BEGIN Data to use

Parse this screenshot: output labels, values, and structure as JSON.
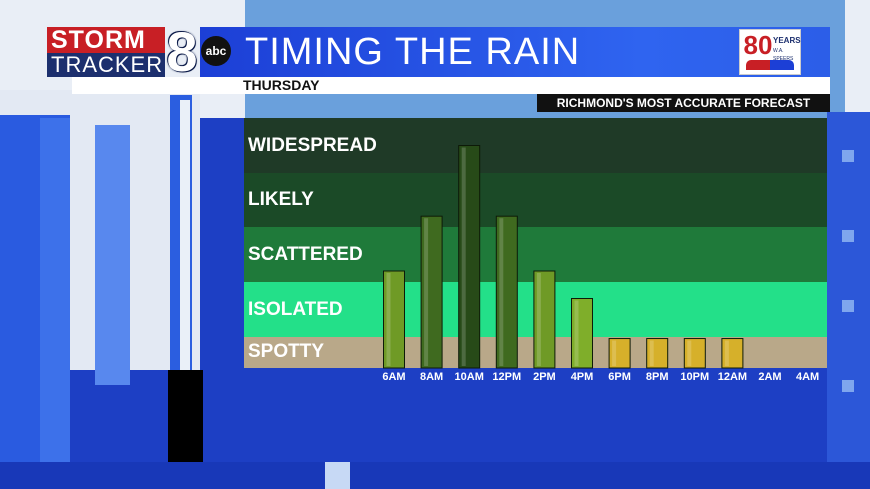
{
  "header": {
    "title": "TIMING THE RAIN",
    "subtitle": "THURSDAY",
    "tagline": "RICHMOND'S MOST ACCURATE FORECAST"
  },
  "logo": {
    "line1": "STORM",
    "line2": "TRACKER",
    "number": "8",
    "network": "abc"
  },
  "badge": {
    "number": "80",
    "word": "YEARS",
    "name": "W.A. SPEERS"
  },
  "colors": {
    "background_blue": "#1d3fc4",
    "band_widespread": "#1f3a27",
    "band_likely": "#1b4a27",
    "band_scattered": "#1f7a3a",
    "band_isolated": "#23e089",
    "band_spotty": "#b9a889",
    "bar_spotty": "#d6b02a",
    "bar_green": "#7fae2a"
  },
  "chart_data": {
    "type": "bar",
    "categories": [
      "6AM",
      "8AM",
      "10AM",
      "12PM",
      "2PM",
      "4PM",
      "6PM",
      "8PM",
      "10PM",
      "12AM",
      "2AM",
      "4AM"
    ],
    "y_categories": [
      "SPOTTY",
      "ISOLATED",
      "SCATTERED",
      "LIKELY",
      "WIDESPREAD"
    ],
    "values": [
      2.2,
      3.2,
      4.5,
      3.2,
      2.2,
      1.7,
      0.95,
      0.95,
      0.95,
      0.95,
      0,
      0
    ],
    "ylim": [
      0,
      5
    ],
    "title": "",
    "xlabel": "",
    "ylabel": "",
    "grid": false,
    "legend": "none"
  }
}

END Data to use

**Given task**
Quote the preceding records in their entirety, excluding every picture.

**Task answer**
Parse this screenshot: output labels, values, and structure as JSON.
{
  "header": {
    "title": "TIMING THE RAIN",
    "subtitle": "THURSDAY",
    "tagline": "RICHMOND'S MOST ACCURATE FORECAST"
  },
  "logo": {
    "line1": "STORM",
    "line2": "TRACKER",
    "number": "8",
    "network": "abc"
  },
  "badge": {
    "number": "80",
    "word": "YEARS",
    "name": "W.A. SPEERS"
  },
  "colors": {
    "background_blue": "#1d3fc4",
    "band_widespread": "#1f3a27",
    "band_likely": "#1b4a27",
    "band_scattered": "#1f7a3a",
    "band_isolated": "#23e089",
    "band_spotty": "#b9a889",
    "bar_spotty": "#d6b02a",
    "bar_green": "#7fae2a"
  },
  "chart_data": {
    "type": "bar",
    "categories": [
      "6AM",
      "8AM",
      "10AM",
      "12PM",
      "2PM",
      "4PM",
      "6PM",
      "8PM",
      "10PM",
      "12AM",
      "2AM",
      "4AM"
    ],
    "y_categories": [
      "SPOTTY",
      "ISOLATED",
      "SCATTERED",
      "LIKELY",
      "WIDESPREAD"
    ],
    "values": [
      2.2,
      3.2,
      4.5,
      3.2,
      2.2,
      1.7,
      0.95,
      0.95,
      0.95,
      0.95,
      0,
      0
    ],
    "ylim": [
      0,
      5
    ],
    "title": "",
    "xlabel": "",
    "ylabel": "",
    "grid": false,
    "legend": "none"
  }
}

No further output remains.